(STUDY MATERIAL)
+-------+
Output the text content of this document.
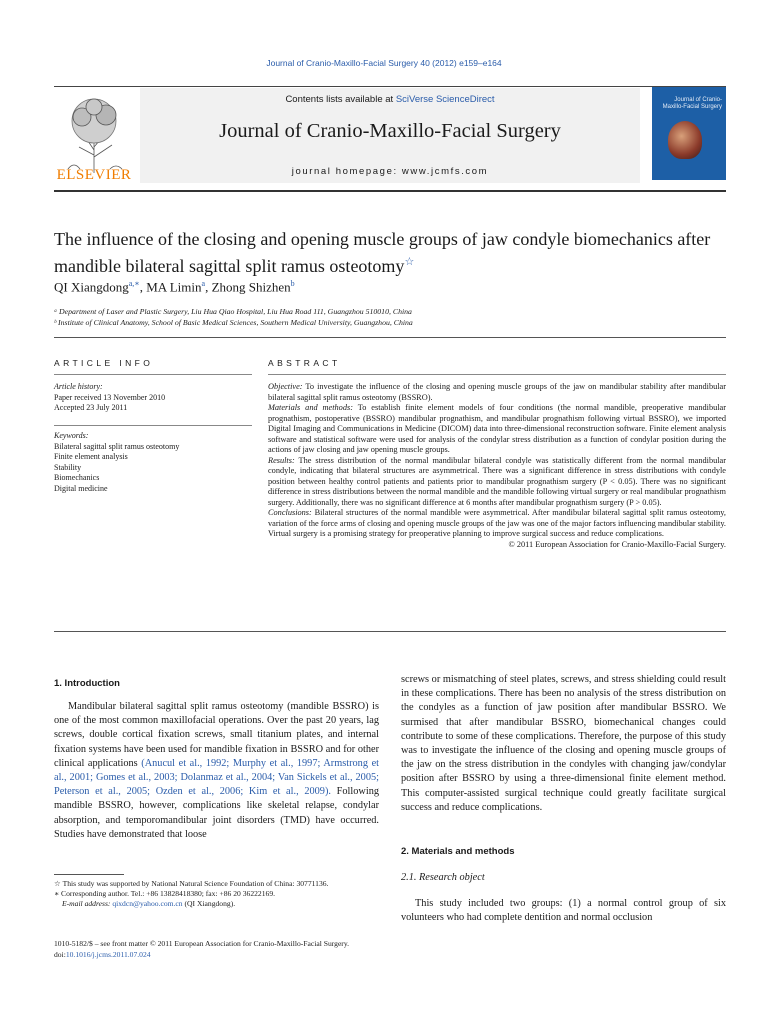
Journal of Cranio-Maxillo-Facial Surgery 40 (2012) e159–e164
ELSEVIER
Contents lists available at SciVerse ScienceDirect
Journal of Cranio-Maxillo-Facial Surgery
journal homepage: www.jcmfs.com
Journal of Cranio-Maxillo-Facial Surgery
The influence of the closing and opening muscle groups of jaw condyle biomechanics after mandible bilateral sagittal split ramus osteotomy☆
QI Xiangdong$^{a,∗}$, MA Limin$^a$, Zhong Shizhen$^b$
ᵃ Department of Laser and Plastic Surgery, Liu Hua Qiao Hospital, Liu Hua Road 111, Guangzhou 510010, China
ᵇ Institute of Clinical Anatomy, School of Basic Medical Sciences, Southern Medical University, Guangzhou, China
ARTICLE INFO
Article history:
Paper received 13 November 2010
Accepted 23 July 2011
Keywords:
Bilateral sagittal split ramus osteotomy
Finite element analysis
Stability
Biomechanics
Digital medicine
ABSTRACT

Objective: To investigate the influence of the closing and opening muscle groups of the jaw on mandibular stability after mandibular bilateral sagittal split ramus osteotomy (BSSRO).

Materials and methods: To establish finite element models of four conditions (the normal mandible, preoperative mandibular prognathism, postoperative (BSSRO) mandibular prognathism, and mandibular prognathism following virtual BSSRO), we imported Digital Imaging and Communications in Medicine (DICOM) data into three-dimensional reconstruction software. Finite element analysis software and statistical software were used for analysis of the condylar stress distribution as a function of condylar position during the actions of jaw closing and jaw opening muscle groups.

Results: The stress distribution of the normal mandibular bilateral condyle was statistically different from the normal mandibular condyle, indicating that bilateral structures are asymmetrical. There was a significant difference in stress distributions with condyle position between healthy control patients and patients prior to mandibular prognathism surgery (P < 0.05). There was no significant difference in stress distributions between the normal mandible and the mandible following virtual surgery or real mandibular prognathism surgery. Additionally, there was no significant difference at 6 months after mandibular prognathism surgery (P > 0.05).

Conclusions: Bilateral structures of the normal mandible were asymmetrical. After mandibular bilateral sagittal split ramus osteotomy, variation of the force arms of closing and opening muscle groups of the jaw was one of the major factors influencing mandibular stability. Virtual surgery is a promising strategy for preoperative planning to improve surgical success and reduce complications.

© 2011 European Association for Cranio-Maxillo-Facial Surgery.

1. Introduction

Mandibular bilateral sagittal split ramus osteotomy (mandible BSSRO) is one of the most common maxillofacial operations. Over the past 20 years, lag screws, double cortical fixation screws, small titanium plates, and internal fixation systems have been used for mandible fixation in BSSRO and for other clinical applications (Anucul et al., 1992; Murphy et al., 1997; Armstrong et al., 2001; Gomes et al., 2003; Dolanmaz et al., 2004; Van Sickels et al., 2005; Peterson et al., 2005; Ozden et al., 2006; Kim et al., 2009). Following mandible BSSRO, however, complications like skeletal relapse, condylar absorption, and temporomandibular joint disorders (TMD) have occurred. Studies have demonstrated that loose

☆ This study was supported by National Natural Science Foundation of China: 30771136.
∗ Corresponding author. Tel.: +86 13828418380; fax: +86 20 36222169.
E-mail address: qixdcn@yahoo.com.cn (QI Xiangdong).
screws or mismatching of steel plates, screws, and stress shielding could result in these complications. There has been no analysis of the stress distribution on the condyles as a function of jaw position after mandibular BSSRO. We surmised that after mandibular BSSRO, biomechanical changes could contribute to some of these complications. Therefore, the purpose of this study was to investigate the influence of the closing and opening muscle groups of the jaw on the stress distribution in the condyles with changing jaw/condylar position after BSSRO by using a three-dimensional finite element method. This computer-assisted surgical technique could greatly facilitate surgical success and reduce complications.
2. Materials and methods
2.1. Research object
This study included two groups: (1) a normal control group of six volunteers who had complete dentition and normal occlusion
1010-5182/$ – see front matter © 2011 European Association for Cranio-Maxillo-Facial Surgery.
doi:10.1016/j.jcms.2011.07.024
+-------+
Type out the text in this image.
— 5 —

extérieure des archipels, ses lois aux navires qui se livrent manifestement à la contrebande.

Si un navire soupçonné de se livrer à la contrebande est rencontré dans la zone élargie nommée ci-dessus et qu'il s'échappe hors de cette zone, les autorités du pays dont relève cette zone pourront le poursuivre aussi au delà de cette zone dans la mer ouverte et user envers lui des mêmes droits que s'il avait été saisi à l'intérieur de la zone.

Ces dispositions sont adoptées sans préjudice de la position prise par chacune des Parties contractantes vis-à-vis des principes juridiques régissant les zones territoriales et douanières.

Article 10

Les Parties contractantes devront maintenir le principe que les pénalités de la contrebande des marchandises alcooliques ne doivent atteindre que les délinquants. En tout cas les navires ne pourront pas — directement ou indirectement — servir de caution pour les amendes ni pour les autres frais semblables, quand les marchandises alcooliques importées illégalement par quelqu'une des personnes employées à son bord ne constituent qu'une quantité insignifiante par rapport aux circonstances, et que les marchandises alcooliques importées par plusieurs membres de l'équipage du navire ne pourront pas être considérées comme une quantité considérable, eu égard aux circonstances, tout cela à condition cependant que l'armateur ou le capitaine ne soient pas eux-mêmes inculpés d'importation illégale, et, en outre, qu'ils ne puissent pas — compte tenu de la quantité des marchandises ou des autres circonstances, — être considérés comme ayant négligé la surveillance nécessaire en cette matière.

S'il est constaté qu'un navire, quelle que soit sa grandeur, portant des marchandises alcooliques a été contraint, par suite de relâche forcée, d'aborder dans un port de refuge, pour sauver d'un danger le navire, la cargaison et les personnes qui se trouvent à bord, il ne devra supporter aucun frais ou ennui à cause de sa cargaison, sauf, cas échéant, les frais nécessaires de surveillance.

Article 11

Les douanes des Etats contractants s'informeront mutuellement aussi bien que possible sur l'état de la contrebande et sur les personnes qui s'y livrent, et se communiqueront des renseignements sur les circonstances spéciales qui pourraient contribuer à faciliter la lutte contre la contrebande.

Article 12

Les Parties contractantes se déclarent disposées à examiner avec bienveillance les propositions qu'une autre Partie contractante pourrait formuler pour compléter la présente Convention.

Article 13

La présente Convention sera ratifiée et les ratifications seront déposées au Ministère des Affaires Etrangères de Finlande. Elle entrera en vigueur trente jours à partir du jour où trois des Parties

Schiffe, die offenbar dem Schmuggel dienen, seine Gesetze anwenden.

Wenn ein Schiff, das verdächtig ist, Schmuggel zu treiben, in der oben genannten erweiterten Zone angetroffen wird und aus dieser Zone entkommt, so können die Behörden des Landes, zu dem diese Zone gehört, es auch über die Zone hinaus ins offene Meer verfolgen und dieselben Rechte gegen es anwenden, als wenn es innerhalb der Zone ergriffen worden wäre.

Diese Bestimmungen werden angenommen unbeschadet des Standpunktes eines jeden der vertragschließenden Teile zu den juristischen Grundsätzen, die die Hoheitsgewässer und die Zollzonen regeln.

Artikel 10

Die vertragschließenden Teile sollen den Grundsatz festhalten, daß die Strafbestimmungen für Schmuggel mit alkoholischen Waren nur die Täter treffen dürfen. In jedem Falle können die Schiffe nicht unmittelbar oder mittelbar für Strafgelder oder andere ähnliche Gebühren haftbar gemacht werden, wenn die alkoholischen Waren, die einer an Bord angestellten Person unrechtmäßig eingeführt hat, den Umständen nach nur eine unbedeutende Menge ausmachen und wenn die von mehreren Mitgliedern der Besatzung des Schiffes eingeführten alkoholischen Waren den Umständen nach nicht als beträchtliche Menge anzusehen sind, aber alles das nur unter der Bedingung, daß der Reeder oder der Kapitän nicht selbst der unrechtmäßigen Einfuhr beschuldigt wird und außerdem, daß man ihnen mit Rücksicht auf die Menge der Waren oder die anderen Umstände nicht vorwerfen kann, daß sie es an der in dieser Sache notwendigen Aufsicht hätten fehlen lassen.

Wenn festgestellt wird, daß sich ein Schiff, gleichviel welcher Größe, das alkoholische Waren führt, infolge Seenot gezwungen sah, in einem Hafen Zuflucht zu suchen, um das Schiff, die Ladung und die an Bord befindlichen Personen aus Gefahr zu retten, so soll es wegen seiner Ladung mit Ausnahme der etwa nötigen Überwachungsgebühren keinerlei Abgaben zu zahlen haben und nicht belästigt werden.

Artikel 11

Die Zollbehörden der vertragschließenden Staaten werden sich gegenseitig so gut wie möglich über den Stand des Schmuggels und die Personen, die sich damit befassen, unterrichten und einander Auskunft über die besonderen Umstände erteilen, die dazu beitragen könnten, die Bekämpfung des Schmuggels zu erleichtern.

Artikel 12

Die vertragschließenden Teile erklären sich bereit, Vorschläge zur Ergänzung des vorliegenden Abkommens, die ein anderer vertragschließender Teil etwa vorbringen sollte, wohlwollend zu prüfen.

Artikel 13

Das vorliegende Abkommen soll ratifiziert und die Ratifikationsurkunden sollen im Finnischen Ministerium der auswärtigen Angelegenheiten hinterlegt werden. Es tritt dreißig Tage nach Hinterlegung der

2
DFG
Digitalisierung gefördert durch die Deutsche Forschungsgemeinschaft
+-------+
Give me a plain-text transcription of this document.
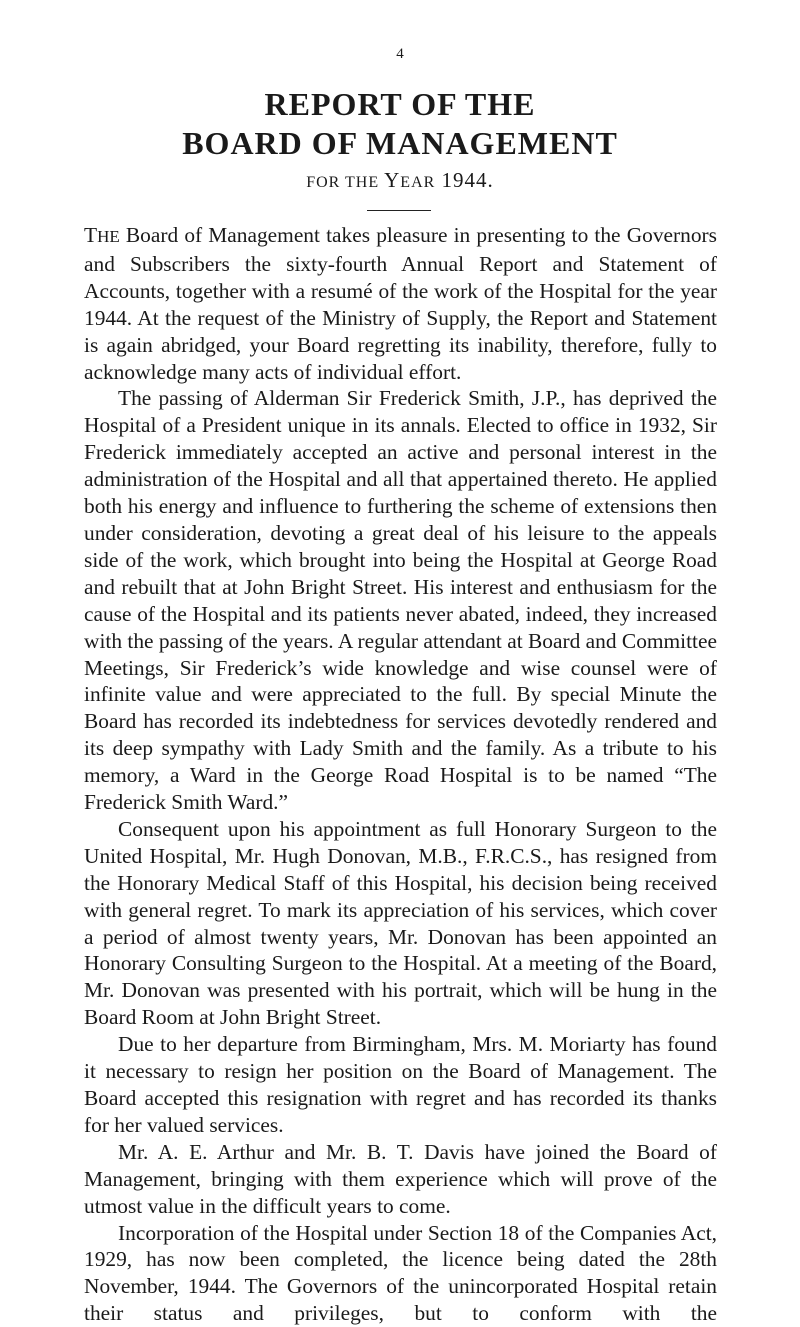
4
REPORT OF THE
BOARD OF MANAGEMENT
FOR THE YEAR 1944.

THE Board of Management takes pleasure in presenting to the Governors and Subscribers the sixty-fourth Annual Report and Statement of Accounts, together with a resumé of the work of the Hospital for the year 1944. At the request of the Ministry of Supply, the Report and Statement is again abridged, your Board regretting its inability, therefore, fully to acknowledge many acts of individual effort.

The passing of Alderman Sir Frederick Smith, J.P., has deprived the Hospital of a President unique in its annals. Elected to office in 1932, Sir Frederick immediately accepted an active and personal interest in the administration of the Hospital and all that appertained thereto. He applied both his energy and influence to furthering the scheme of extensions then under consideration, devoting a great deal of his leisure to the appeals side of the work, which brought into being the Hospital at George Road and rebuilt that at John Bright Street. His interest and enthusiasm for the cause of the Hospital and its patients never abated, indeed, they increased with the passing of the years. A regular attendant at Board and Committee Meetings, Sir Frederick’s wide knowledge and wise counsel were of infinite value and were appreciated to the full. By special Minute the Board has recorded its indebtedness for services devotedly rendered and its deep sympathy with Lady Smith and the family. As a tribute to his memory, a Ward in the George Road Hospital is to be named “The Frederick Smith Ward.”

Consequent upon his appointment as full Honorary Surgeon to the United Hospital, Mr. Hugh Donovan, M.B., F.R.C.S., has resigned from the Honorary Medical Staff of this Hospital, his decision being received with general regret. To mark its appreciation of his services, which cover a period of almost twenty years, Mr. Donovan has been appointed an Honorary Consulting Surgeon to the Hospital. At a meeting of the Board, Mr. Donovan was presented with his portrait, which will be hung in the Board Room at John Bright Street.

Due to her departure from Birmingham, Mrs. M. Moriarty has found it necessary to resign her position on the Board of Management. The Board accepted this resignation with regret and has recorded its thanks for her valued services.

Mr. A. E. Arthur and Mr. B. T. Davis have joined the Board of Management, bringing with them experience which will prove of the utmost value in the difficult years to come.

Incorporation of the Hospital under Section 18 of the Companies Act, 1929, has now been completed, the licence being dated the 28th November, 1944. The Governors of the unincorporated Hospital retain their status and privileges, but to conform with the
+-------+
(INSTRUCTIONS FOR THE TASK)
Each line above that holds the string "Guangzhou" should be copied and shown.

(WRITTEN SOLUTION)
ᵃ Department of Laser and Plastic Surgery, Liu Hua Qiao Hospital, Liu Hua Road 111, Guangzhou 510010, China
ᵇ Institute of Clinical Anatomy, School of Basic Medical Sciences, Southern Medical University, Guangzhou, China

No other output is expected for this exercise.